**** TASK DATA

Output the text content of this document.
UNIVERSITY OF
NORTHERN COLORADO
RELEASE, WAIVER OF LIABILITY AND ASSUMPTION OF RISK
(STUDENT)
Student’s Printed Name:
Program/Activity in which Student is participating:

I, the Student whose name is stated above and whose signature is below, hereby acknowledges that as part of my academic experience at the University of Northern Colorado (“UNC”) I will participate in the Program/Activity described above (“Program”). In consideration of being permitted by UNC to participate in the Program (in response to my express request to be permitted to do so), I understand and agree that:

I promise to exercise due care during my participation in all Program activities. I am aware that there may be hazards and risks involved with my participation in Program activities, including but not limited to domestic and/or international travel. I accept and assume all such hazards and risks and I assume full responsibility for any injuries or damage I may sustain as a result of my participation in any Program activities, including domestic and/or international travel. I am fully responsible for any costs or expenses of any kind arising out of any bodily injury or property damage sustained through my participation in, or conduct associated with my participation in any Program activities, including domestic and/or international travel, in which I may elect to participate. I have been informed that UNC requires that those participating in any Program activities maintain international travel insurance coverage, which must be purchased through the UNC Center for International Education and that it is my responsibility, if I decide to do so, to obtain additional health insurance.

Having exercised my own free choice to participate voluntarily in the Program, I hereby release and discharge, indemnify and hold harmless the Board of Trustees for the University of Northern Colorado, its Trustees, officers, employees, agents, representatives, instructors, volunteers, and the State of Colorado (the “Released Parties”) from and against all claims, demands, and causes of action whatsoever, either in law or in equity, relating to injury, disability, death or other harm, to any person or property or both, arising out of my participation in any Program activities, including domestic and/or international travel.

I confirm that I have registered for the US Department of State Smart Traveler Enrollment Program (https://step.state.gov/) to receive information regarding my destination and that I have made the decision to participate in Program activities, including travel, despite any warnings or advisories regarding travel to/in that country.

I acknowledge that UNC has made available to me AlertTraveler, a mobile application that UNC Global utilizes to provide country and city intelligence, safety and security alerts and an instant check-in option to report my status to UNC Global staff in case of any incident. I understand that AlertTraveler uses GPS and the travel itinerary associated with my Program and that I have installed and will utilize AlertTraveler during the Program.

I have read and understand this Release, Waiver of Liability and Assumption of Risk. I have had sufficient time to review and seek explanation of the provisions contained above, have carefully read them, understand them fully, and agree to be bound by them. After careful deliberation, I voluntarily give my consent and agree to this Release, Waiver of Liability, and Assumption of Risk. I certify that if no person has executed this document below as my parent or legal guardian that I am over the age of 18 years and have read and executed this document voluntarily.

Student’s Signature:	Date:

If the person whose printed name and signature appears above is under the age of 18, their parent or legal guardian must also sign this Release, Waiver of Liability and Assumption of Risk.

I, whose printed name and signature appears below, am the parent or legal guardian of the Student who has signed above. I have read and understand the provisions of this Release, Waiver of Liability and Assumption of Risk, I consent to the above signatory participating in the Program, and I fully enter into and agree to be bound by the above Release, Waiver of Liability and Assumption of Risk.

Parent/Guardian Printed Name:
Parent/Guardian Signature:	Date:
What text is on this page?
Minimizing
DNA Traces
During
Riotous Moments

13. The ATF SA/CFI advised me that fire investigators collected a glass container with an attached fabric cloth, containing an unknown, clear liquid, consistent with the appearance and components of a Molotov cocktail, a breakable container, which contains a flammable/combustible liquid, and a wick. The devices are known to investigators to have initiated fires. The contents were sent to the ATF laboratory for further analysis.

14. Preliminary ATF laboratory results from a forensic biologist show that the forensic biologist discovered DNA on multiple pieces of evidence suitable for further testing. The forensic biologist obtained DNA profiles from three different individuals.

********

YOUR OBJECTIVE
Write the lines out exactly, from the one with "What text is on this page?" down to the last line of the listing, and leave out all others.

RESPONSE BELOW
What text is on this page?
Minimizing
DNA Traces
During
Riotous Moments

13. The ATF SA/CFI advised me that fire investigators collected a glass container with an attached fabric cloth, containing an unknown, clear liquid, consistent with the appearance and components of a Molotov cocktail, a breakable container, which contains a flammable/combustible liquid, and a wick. The devices are known to investigators to have initiated fires. The contents were sent to the ATF laboratory for further analysis.

14. Preliminary ATF laboratory results from a forensic biologist show that the forensic biologist discovered DNA on multiple pieces of evidence suitable for further testing. The forensic biologist obtained DNA profiles from three different individuals.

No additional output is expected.